* _Data entries_:

● ● ● ●

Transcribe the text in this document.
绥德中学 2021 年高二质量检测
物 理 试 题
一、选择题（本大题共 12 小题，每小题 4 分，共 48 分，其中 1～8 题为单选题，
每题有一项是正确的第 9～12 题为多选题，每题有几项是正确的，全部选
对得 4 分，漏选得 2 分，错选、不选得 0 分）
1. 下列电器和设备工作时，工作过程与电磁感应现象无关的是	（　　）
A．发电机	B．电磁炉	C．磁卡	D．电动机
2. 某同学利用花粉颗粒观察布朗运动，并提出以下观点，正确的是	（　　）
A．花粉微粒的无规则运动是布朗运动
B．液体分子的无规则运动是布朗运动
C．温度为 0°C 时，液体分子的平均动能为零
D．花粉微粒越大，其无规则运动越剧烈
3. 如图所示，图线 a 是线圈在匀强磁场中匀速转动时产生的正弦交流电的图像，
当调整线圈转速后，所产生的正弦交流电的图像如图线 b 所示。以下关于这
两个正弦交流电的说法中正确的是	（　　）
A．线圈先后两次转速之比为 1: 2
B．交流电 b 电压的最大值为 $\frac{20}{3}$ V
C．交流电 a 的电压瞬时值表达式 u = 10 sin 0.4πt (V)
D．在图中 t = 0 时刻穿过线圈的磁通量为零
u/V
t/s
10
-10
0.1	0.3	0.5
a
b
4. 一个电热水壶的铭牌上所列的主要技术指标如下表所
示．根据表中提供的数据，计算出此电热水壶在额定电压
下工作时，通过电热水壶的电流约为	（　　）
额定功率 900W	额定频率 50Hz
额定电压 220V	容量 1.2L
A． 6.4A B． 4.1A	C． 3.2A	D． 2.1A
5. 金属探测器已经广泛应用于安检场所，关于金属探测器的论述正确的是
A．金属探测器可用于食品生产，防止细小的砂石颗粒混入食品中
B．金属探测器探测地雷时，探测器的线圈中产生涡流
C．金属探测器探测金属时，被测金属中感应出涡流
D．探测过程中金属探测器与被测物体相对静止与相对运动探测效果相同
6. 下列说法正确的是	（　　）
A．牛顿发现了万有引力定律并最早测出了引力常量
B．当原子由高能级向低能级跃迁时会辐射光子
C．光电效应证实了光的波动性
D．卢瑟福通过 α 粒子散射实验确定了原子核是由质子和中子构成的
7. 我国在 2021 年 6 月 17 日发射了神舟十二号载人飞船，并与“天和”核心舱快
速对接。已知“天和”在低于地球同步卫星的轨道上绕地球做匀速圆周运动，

● ● ● ●

* _Aim_: Extract the full listing above without alteration.

* _Final answer_:
Transcribe the text in this document.
绥德中学 2021 年高二质量检测
物 理 试 题
一、选择题（本大题共 12 小题，每小题 4 分，共 48 分，其中 1～8 题为单选题，
每题有一项是正确的第 9～12 题为多选题，每题有几项是正确的，全部选
对得 4 分，漏选得 2 分，错选、不选得 0 分）
1. 下列电器和设备工作时，工作过程与电磁感应现象无关的是	（　　）
A．发电机	B．电磁炉	C．磁卡	D．电动机
2. 某同学利用花粉颗粒观察布朗运动，并提出以下观点，正确的是	（　　）
A．花粉微粒的无规则运动是布朗运动
B．液体分子的无规则运动是布朗运动
C．温度为 0°C 时，液体分子的平均动能为零
D．花粉微粒越大，其无规则运动越剧烈
3. 如图所示，图线 a 是线圈在匀强磁场中匀速转动时产生的正弦交流电的图像，
当调整线圈转速后，所产生的正弦交流电的图像如图线 b 所示。以下关于这
两个正弦交流电的说法中正确的是	（　　）
A．线圈先后两次转速之比为 1: 2
B．交流电 b 电压的最大值为 $\frac{20}{3}$ V
C．交流电 a 的电压瞬时值表达式 u = 10 sin 0.4πt (V)
D．在图中 t = 0 时刻穿过线圈的磁通量为零
u/V
t/s
10
-10
0.1	0.3	0.5
a
b
4. 一个电热水壶的铭牌上所列的主要技术指标如下表所
示．根据表中提供的数据，计算出此电热水壶在额定电压
下工作时，通过电热水壶的电流约为	（　　）
额定功率 900W	额定频率 50Hz
额定电压 220V	容量 1.2L
A． 6.4A B． 4.1A	C． 3.2A	D． 2.1A
5. 金属探测器已经广泛应用于安检场所，关于金属探测器的论述正确的是
A．金属探测器可用于食品生产，防止细小的砂石颗粒混入食品中
B．金属探测器探测地雷时，探测器的线圈中产生涡流
C．金属探测器探测金属时，被测金属中感应出涡流
D．探测过程中金属探测器与被测物体相对静止与相对运动探测效果相同
6. 下列说法正确的是	（　　）
A．牛顿发现了万有引力定律并最早测出了引力常量
B．当原子由高能级向低能级跃迁时会辐射光子
C．光电效应证实了光的波动性
D．卢瑟福通过 α 粒子散射实验确定了原子核是由质子和中子构成的
7. 我国在 2021 年 6 月 17 日发射了神舟十二号载人飞船，并与“天和”核心舱快
速对接。已知“天和”在低于地球同步卫星的轨道上绕地球做匀速圆周运动，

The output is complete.